Task statement:
Copy out all the lines exactly. Omit pictures.

(Items from a dataset)
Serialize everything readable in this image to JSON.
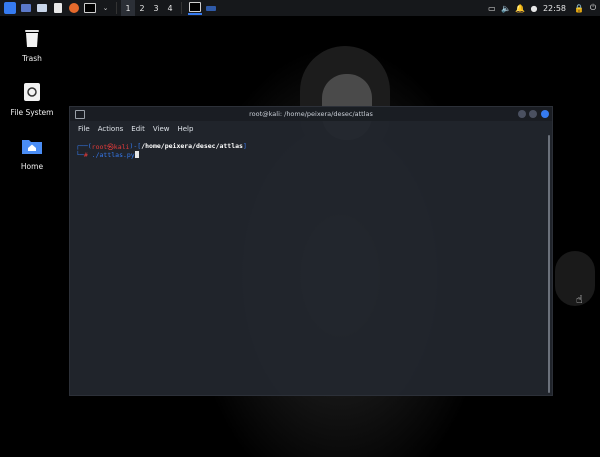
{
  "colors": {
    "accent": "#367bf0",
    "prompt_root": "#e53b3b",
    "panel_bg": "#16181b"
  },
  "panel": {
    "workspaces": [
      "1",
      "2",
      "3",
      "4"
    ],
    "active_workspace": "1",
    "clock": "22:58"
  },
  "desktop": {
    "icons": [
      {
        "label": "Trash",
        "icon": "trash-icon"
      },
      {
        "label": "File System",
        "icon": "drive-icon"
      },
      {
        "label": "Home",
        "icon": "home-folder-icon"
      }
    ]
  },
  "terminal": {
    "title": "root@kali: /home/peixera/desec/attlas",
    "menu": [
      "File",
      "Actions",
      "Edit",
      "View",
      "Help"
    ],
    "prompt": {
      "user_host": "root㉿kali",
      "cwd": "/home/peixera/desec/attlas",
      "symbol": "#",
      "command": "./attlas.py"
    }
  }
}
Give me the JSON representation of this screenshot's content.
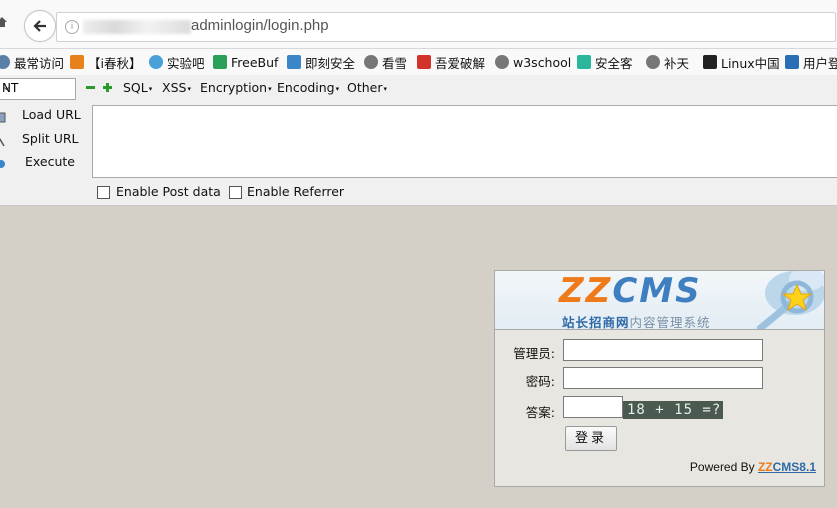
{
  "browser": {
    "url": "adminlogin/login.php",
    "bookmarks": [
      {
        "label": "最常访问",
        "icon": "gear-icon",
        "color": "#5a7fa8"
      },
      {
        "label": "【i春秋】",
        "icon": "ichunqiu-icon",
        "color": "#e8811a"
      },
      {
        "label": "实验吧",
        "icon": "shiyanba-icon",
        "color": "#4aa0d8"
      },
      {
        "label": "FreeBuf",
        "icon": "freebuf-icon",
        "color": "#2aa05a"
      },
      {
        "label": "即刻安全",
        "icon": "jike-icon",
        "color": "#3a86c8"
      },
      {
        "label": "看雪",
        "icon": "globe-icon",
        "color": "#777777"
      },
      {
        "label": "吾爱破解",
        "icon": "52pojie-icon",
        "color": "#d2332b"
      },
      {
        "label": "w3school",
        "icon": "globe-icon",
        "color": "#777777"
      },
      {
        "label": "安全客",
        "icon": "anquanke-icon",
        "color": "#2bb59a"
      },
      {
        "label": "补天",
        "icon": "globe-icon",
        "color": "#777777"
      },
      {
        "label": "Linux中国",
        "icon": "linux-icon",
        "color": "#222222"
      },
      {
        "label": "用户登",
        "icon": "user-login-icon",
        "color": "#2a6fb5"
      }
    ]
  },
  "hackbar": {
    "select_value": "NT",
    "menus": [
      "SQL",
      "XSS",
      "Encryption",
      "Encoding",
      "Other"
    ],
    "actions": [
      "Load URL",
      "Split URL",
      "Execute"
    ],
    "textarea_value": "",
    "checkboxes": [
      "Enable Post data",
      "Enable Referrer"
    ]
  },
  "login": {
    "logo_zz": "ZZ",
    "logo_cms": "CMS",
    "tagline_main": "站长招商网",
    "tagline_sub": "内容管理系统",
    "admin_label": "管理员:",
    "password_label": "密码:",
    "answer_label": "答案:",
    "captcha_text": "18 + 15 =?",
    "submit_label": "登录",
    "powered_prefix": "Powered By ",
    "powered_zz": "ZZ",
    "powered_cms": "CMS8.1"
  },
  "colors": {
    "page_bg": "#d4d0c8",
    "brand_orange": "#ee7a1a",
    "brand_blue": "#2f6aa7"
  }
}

The solution:
Serialize everything readable in this image to JSON.
{
  "colors": {
    "accent": "#367bf0",
    "prompt_root": "#e53b3b",
    "panel_bg": "#16181b"
  },
  "panel": {
    "workspaces": [
      "1",
      "2",
      "3",
      "4"
    ],
    "active_workspace": "1",
    "clock": "22:58"
  },
  "desktop": {
    "icons": [
      {
        "label": "Trash",
        "icon": "trash-icon"
      },
      {
        "label": "File System",
        "icon": "drive-icon"
      },
      {
        "label": "Home",
        "icon": "home-folder-icon"
      }
    ]
  },
  "terminal": {
    "title": "root@kali: /home/peixera/desec/attlas",
    "menu": [
      "File",
      "Actions",
      "Edit",
      "View",
      "Help"
    ],
    "prompt": {
      "user_host": "root㉿kali",
      "cwd": "/home/peixera/desec/attlas",
      "symbol": "#",
      "command": "./attlas.py"
    }
  }
}
Give me the JSON representation of this screenshot's content.
{
  "browser": {
    "url": "adminlogin/login.php",
    "bookmarks": [
      {
        "label": "最常访问",
        "icon": "gear-icon",
        "color": "#5a7fa8"
      },
      {
        "label": "【i春秋】",
        "icon": "ichunqiu-icon",
        "color": "#e8811a"
      },
      {
        "label": "实验吧",
        "icon": "shiyanba-icon",
        "color": "#4aa0d8"
      },
      {
        "label": "FreeBuf",
        "icon": "freebuf-icon",
        "color": "#2aa05a"
      },
      {
        "label": "即刻安全",
        "icon": "jike-icon",
        "color": "#3a86c8"
      },
      {
        "label": "看雪",
        "icon": "globe-icon",
        "color": "#777777"
      },
      {
        "label": "吾爱破解",
        "icon": "52pojie-icon",
        "color": "#d2332b"
      },
      {
        "label": "w3school",
        "icon": "globe-icon",
        "color": "#777777"
      },
      {
        "label": "安全客",
        "icon": "anquanke-icon",
        "color": "#2bb59a"
      },
      {
        "label": "补天",
        "icon": "globe-icon",
        "color": "#777777"
      },
      {
        "label": "Linux中国",
        "icon": "linux-icon",
        "color": "#222222"
      },
      {
        "label": "用户登",
        "icon": "user-login-icon",
        "color": "#2a6fb5"
      }
    ]
  },
  "hackbar": {
    "select_value": "NT",
    "menus": [
      "SQL",
      "XSS",
      "Encryption",
      "Encoding",
      "Other"
    ],
    "actions": [
      "Load URL",
      "Split URL",
      "Execute"
    ],
    "textarea_value": "",
    "checkboxes": [
      "Enable Post data",
      "Enable Referrer"
    ]
  },
  "login": {
    "logo_zz": "ZZ",
    "logo_cms": "CMS",
    "tagline_main": "站长招商网",
    "tagline_sub": "内容管理系统",
    "admin_label": "管理员:",
    "password_label": "密码:",
    "answer_label": "答案:",
    "captcha_text": "18 + 15 =?",
    "submit_label": "登录",
    "powered_prefix": "Powered By ",
    "powered_zz": "ZZ",
    "powered_cms": "CMS8.1"
  },
  "colors": {
    "page_bg": "#d4d0c8",
    "brand_orange": "#ee7a1a",
    "brand_blue": "#2f6aa7"
  }
}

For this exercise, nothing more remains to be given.